### Given instruction
Quote the listing below in full and exactly as written, but omit every picture.

### The data
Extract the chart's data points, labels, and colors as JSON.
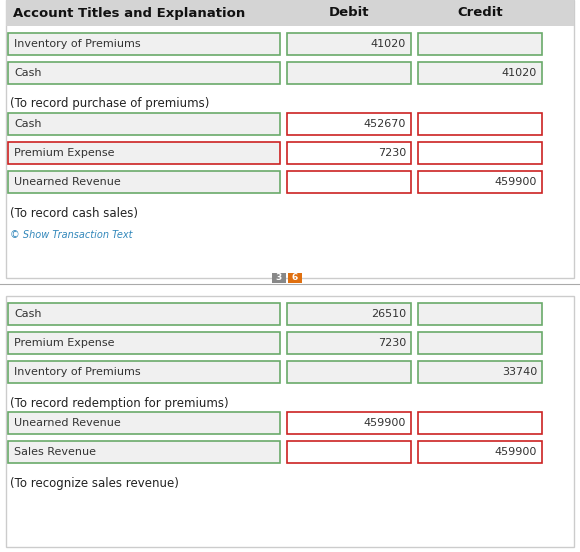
{
  "white": "#ffffff",
  "cell_bg": "#f0f0f0",
  "header_bg": "#d4d4d4",
  "green_border": "#6aaa6a",
  "red_border": "#cc2222",
  "header_text_color": "#111111",
  "cell_text_color": "#333333",
  "note_text_color": "#222222",
  "link_color": "#3388bb",
  "divider_color": "#aaaaaa",
  "section_border": "#cccccc",
  "tab_gray": "#888888",
  "tab_orange": "#e07010",
  "top_section": {
    "header": [
      "Account Titles and Explanation",
      "Debit",
      "Credit"
    ],
    "rows": [
      {
        "label": "Inventory of Premiums",
        "debit": "41020",
        "credit": "",
        "label_red": false,
        "debit_red": false,
        "credit_red": false
      },
      {
        "label": "Cash",
        "debit": "",
        "credit": "41020",
        "label_red": false,
        "debit_red": false,
        "credit_red": false
      },
      {
        "note": "(To record purchase of premiums)"
      },
      {
        "label": "Cash",
        "debit": "452670",
        "credit": "",
        "label_red": false,
        "debit_red": true,
        "credit_red": true
      },
      {
        "label": "Premium Expense",
        "debit": "7230",
        "credit": "",
        "label_red": true,
        "debit_red": true,
        "credit_red": true
      },
      {
        "label": "Unearned Revenue",
        "debit": "",
        "credit": "459900",
        "label_red": false,
        "debit_red": true,
        "credit_red": true
      },
      {
        "note": "(To record cash sales)"
      },
      {
        "link": "Show Transaction Text"
      }
    ]
  },
  "tabs": [
    {
      "label": "3",
      "color": "#888888"
    },
    {
      "label": "6",
      "color": "#e07010"
    }
  ],
  "bottom_section": {
    "rows": [
      {
        "label": "Cash",
        "debit": "26510",
        "credit": "",
        "label_red": false,
        "debit_red": false,
        "credit_red": false
      },
      {
        "label": "Premium Expense",
        "debit": "7230",
        "credit": "",
        "label_red": false,
        "debit_red": false,
        "credit_red": false
      },
      {
        "label": "Inventory of Premiums",
        "debit": "",
        "credit": "33740",
        "label_red": false,
        "debit_red": false,
        "credit_red": false
      },
      {
        "note": "(To record redemption for premiums)"
      },
      {
        "label": "Unearned Revenue",
        "debit": "459900",
        "credit": "",
        "label_red": false,
        "debit_red": true,
        "credit_red": true
      },
      {
        "label": "Sales Revenue",
        "debit": "",
        "credit": "459900",
        "label_red": false,
        "debit_red": true,
        "credit_red": true
      },
      {
        "note": "(To recognize sales revenue)"
      }
    ]
  },
  "figsize": [
    5.8,
    5.52
  ],
  "dpi": 100
}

### The response
Extract the chart's data points, labels, and colors as JSON.
{
  "white": "#ffffff",
  "cell_bg": "#f0f0f0",
  "header_bg": "#d4d4d4",
  "green_border": "#6aaa6a",
  "red_border": "#cc2222",
  "header_text_color": "#111111",
  "cell_text_color": "#333333",
  "note_text_color": "#222222",
  "link_color": "#3388bb",
  "divider_color": "#aaaaaa",
  "section_border": "#cccccc",
  "tab_gray": "#888888",
  "tab_orange": "#e07010",
  "top_section": {
    "header": [
      "Account Titles and Explanation",
      "Debit",
      "Credit"
    ],
    "rows": [
      {
        "label": "Inventory of Premiums",
        "debit": "41020",
        "credit": "",
        "label_red": false,
        "debit_red": false,
        "credit_red": false
      },
      {
        "label": "Cash",
        "debit": "",
        "credit": "41020",
        "label_red": false,
        "debit_red": false,
        "credit_red": false
      },
      {
        "note": "(To record purchase of premiums)"
      },
      {
        "label": "Cash",
        "debit": "452670",
        "credit": "",
        "label_red": false,
        "debit_red": true,
        "credit_red": true
      },
      {
        "label": "Premium Expense",
        "debit": "7230",
        "credit": "",
        "label_red": true,
        "debit_red": true,
        "credit_red": true
      },
      {
        "label": "Unearned Revenue",
        "debit": "",
        "credit": "459900",
        "label_red": false,
        "debit_red": true,
        "credit_red": true
      },
      {
        "note": "(To record cash sales)"
      },
      {
        "link": "Show Transaction Text"
      }
    ]
  },
  "tabs": [
    {
      "label": "3",
      "color": "#888888"
    },
    {
      "label": "6",
      "color": "#e07010"
    }
  ],
  "bottom_section": {
    "rows": [
      {
        "label": "Cash",
        "debit": "26510",
        "credit": "",
        "label_red": false,
        "debit_red": false,
        "credit_red": false
      },
      {
        "label": "Premium Expense",
        "debit": "7230",
        "credit": "",
        "label_red": false,
        "debit_red": false,
        "credit_red": false
      },
      {
        "label": "Inventory of Premiums",
        "debit": "",
        "credit": "33740",
        "label_red": false,
        "debit_red": false,
        "credit_red": false
      },
      {
        "note": "(To record redemption for premiums)"
      },
      {
        "label": "Unearned Revenue",
        "debit": "459900",
        "credit": "",
        "label_red": false,
        "debit_red": true,
        "credit_red": true
      },
      {
        "label": "Sales Revenue",
        "debit": "",
        "credit": "459900",
        "label_red": false,
        "debit_red": true,
        "credit_red": true
      },
      {
        "note": "(To recognize sales revenue)"
      }
    ]
  },
  "figsize": [
    5.8,
    5.52
  ],
  "dpi": 100
}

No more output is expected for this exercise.